▶ [TEXTE FOURNI]
==========

Algérie
Construire un nouveau parti pour
les travailleurs, pour la jeunesse et
les démunis !
Pour le
socialisme, pour la démocratie
socialiste !
Juillet 2012
Il y a 50 ans, l’indépendance ouvrait
une nouvelle page pleine de conquêtes
pour la grande majorité opprimée du
peuple algérien.
Comparé à la nuit coloniale, le
progrès est immense sur le plan
économique, culturel et social mais la
déception, elle aussi, est immense. Car,
depuis des années, au nom de la loi du
marché et de la liberté de l’argent, nos
acquis sociaux sont remis en cause, nos
réalisations économiques sont
démantelées et les multinationales
reprennent le contrôle de nos richesses.
L’argent ne manque pas mais l’espoir du
développement s’éloigne. La vie se
complique pour les classes populaires
pendant qu’une bourgeoisie insolente
affiche sa richesse avec de plus en plus
d’arrogance.
De larges secteurs de la jeunesse sont
pénétrés d’un défaitisme national, d’un
sentiment d’impasse personnelle et
d’impuissance collective. Certaines
fractions de nos élites intellectuelles
s’égarent dans le délire néocolonial.

==========

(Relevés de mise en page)
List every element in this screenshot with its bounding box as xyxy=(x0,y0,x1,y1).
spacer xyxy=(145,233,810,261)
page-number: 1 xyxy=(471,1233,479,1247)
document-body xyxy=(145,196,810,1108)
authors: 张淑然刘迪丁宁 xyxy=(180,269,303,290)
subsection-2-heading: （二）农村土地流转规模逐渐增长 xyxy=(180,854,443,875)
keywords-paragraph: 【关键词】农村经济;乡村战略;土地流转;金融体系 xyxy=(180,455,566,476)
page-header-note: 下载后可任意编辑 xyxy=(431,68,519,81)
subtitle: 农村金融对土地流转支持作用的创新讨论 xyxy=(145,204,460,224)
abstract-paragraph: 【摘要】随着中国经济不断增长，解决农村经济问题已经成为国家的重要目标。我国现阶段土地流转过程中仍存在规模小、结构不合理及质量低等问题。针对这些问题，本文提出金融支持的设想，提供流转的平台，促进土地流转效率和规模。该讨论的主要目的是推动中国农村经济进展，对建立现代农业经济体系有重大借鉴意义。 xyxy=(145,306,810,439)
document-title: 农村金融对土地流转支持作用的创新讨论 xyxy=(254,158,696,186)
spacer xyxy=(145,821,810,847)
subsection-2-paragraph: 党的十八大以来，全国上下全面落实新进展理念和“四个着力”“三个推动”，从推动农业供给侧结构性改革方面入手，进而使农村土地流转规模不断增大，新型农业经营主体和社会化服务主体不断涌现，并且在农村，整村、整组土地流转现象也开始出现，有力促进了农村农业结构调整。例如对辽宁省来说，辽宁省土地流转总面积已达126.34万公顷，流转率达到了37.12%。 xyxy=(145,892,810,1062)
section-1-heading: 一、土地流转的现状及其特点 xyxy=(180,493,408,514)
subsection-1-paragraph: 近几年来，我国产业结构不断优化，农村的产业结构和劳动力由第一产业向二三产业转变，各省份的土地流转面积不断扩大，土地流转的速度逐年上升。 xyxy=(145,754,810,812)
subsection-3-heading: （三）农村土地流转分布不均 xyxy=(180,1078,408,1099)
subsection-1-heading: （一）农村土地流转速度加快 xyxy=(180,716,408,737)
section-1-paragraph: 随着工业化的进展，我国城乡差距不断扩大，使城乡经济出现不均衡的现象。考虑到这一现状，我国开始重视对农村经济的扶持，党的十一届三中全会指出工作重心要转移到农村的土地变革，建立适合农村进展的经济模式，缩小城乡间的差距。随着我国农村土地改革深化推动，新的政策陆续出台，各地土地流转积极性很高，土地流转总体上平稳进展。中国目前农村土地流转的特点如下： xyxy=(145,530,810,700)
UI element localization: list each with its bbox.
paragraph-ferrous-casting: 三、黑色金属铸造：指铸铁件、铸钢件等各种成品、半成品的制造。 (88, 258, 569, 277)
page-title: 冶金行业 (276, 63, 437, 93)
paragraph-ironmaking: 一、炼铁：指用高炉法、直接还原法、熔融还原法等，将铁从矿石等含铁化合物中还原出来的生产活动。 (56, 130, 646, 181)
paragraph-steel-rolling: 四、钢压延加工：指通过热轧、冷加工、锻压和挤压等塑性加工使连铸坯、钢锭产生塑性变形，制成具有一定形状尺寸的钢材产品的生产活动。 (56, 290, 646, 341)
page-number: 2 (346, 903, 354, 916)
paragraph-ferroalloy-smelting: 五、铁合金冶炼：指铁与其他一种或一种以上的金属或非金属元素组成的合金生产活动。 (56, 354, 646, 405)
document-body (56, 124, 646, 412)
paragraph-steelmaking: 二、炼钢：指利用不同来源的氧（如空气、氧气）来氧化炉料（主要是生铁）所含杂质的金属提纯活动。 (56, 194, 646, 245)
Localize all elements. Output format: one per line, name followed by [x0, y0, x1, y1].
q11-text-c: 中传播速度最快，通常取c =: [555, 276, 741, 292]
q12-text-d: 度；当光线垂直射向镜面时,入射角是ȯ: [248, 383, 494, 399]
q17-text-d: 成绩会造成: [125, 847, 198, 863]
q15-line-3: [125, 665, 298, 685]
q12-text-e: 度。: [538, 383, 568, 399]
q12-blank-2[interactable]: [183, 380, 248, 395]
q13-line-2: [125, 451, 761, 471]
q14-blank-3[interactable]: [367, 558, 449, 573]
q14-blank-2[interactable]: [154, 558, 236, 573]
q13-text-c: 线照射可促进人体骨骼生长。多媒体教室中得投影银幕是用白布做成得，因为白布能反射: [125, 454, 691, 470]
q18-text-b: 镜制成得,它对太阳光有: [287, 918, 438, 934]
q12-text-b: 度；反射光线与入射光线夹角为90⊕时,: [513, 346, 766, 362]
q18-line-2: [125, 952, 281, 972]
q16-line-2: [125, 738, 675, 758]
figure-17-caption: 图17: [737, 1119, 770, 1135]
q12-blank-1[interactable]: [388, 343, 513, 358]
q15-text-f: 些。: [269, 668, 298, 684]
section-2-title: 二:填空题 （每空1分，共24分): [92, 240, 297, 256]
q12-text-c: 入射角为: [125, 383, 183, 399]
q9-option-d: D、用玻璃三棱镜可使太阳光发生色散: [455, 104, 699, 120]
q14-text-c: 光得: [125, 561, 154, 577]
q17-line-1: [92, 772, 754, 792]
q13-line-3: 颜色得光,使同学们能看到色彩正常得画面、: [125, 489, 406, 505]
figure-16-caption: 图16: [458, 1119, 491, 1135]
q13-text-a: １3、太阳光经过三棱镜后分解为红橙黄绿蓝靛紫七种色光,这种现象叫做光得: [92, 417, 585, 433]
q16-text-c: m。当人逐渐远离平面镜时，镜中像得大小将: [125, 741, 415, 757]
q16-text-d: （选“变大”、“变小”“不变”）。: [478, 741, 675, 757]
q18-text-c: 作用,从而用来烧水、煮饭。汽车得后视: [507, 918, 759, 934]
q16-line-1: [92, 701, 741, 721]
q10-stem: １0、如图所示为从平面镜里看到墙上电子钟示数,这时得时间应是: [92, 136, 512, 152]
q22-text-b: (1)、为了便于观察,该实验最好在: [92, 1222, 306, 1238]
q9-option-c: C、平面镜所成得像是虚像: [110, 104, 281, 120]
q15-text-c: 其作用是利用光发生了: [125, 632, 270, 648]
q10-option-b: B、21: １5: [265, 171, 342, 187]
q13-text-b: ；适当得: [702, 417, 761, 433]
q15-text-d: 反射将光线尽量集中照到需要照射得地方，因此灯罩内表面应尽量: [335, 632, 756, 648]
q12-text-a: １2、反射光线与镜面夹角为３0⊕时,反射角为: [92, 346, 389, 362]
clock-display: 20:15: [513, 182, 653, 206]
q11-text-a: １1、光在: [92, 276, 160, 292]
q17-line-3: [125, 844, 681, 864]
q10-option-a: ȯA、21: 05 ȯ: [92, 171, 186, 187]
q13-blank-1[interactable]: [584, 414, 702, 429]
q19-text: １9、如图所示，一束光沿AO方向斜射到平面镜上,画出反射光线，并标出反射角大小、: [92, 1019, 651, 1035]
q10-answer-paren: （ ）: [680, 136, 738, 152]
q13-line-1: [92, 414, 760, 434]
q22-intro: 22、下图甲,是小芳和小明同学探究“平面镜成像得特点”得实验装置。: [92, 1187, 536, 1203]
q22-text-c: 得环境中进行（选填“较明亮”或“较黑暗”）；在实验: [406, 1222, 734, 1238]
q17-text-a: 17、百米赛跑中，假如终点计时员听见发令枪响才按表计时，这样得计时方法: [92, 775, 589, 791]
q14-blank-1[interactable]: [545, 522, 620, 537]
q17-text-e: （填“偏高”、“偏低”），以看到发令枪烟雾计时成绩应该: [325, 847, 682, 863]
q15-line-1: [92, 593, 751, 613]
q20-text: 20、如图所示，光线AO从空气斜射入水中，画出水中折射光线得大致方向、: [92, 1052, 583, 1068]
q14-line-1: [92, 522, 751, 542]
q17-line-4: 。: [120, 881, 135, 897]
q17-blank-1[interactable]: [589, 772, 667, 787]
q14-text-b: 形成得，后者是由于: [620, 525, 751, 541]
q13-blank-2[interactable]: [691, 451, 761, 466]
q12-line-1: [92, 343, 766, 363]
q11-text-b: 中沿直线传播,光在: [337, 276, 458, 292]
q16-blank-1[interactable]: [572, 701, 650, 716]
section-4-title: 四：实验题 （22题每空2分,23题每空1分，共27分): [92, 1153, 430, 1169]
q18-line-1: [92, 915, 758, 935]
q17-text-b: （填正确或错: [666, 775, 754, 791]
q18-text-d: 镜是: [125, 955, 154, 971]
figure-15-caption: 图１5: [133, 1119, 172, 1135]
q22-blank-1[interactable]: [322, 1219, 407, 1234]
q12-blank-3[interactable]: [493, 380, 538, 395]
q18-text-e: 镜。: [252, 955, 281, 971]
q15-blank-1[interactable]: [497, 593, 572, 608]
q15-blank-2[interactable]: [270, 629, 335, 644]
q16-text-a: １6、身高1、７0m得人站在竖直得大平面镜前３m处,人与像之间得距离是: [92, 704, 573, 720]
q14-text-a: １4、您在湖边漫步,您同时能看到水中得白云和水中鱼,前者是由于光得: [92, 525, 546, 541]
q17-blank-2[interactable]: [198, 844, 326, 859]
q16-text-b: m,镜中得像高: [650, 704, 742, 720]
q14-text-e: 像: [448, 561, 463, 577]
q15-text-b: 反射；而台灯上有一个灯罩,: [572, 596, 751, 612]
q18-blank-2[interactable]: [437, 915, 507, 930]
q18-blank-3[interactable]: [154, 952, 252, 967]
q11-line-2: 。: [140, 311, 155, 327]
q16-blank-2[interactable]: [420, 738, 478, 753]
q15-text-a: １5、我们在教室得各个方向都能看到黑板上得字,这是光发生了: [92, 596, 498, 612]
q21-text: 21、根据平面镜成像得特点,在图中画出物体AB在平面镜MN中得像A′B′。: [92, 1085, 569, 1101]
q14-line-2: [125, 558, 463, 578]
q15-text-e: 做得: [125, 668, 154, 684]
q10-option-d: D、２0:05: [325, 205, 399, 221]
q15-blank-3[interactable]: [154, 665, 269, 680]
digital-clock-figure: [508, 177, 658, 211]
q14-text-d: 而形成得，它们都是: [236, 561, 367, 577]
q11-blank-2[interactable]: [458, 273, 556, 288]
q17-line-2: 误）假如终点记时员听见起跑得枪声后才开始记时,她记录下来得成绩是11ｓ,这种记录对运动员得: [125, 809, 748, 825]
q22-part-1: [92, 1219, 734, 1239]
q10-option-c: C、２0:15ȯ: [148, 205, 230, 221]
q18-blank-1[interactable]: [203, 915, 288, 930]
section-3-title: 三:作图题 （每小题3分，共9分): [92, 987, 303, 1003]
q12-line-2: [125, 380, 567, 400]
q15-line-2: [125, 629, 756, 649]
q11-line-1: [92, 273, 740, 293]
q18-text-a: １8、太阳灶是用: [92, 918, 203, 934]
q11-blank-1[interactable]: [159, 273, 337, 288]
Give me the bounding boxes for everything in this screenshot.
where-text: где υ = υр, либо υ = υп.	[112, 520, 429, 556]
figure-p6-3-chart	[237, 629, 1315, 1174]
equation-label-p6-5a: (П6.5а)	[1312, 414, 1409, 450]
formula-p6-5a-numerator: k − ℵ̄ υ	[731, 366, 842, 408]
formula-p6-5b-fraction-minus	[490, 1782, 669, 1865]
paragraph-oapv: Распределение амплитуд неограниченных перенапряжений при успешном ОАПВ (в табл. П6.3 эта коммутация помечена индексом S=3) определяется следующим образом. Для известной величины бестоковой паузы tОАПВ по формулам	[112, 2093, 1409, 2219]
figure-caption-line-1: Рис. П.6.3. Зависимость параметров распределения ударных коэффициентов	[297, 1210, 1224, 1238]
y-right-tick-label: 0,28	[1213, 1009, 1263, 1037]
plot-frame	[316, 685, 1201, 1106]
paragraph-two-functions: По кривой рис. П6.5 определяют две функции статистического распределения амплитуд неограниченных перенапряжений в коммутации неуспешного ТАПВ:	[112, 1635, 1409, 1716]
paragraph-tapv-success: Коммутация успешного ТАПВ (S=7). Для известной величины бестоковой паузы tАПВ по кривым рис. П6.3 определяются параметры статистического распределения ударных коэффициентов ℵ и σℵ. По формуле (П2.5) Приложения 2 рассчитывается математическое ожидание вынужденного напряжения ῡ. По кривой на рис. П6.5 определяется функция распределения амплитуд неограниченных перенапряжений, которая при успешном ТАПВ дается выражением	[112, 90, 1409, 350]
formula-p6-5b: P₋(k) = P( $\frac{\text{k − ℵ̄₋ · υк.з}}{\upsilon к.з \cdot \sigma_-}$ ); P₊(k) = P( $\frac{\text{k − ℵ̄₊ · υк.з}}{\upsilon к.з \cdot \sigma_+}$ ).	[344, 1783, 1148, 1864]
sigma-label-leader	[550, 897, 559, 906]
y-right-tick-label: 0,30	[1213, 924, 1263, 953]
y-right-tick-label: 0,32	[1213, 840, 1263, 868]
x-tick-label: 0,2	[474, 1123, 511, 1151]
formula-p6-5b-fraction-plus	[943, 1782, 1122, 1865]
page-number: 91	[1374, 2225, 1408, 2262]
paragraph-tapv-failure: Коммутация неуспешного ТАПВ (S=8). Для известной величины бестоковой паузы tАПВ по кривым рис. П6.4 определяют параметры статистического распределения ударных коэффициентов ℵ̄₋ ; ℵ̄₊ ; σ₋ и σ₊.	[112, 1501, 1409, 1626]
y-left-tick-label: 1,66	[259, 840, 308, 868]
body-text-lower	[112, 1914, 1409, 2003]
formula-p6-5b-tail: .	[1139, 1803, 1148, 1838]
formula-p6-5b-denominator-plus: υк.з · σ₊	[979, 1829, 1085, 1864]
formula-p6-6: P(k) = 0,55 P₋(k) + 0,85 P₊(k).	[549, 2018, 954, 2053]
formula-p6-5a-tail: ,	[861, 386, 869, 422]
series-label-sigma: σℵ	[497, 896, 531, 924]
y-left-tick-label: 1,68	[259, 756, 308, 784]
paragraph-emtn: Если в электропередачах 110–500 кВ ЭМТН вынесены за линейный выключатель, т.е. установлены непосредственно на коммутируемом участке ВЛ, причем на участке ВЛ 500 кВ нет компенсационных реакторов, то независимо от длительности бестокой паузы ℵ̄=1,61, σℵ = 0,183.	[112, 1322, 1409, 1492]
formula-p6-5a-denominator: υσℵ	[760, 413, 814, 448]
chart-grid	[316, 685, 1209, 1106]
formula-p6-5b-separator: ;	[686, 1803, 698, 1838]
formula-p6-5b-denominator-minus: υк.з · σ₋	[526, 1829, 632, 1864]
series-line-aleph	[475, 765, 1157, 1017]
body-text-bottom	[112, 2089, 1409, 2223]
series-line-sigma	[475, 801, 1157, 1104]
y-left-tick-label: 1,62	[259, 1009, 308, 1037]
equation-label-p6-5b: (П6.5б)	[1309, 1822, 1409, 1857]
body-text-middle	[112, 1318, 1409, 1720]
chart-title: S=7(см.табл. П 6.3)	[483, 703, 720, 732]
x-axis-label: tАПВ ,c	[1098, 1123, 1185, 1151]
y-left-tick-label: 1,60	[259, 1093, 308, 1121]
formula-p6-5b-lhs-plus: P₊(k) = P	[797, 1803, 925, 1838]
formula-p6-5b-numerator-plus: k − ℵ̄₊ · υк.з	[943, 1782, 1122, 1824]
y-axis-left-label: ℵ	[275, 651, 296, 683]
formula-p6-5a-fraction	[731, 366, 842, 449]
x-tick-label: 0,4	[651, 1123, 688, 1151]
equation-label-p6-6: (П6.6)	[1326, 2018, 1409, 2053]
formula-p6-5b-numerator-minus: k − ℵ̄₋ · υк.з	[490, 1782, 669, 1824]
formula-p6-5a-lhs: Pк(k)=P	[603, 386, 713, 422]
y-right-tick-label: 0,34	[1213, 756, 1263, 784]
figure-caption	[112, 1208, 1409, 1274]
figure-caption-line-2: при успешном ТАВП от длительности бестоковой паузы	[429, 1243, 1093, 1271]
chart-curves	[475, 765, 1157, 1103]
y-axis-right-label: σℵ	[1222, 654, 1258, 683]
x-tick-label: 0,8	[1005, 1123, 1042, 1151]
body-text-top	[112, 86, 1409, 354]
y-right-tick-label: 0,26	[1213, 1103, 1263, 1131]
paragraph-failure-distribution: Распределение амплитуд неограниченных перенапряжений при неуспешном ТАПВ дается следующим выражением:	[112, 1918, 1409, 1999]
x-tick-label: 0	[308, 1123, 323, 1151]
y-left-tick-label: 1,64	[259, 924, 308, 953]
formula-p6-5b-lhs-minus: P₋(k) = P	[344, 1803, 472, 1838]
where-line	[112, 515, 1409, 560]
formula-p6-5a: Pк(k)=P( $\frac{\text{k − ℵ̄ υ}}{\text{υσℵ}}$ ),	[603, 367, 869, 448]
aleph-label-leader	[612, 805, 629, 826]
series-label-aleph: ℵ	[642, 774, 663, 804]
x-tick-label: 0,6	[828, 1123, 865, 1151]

==========

▶ [TRAVAIL À FAIRE]
A - D'après le texte sur l'Algérie, qui reprend le contrôle des richesses du pays ?
B - Recopiez fidèlement le passage du texte sur l'Algérie qui commence par les mots contenant « L’argent ne manque » et se termine par « le délire néocolonial. ».

▶ [LES RÉPONSES]
A - Les multinationales.

B -
L’argent ne manque pas mais l’espoir du
développement s’éloigne. La vie se
complique pour les classes populaires
pendant qu’une bourgeoisie insolente
affiche sa richesse avec de plus en plus
d’arrogance.
De larges secteurs de la jeunesse sont
pénétrés d’un défaitisme national, d’un
sentiment d’impasse personnelle et
d’impuissance collective. Certaines
fractions de nos élites intellectuelles
s’égarent dans le délire néocolonial.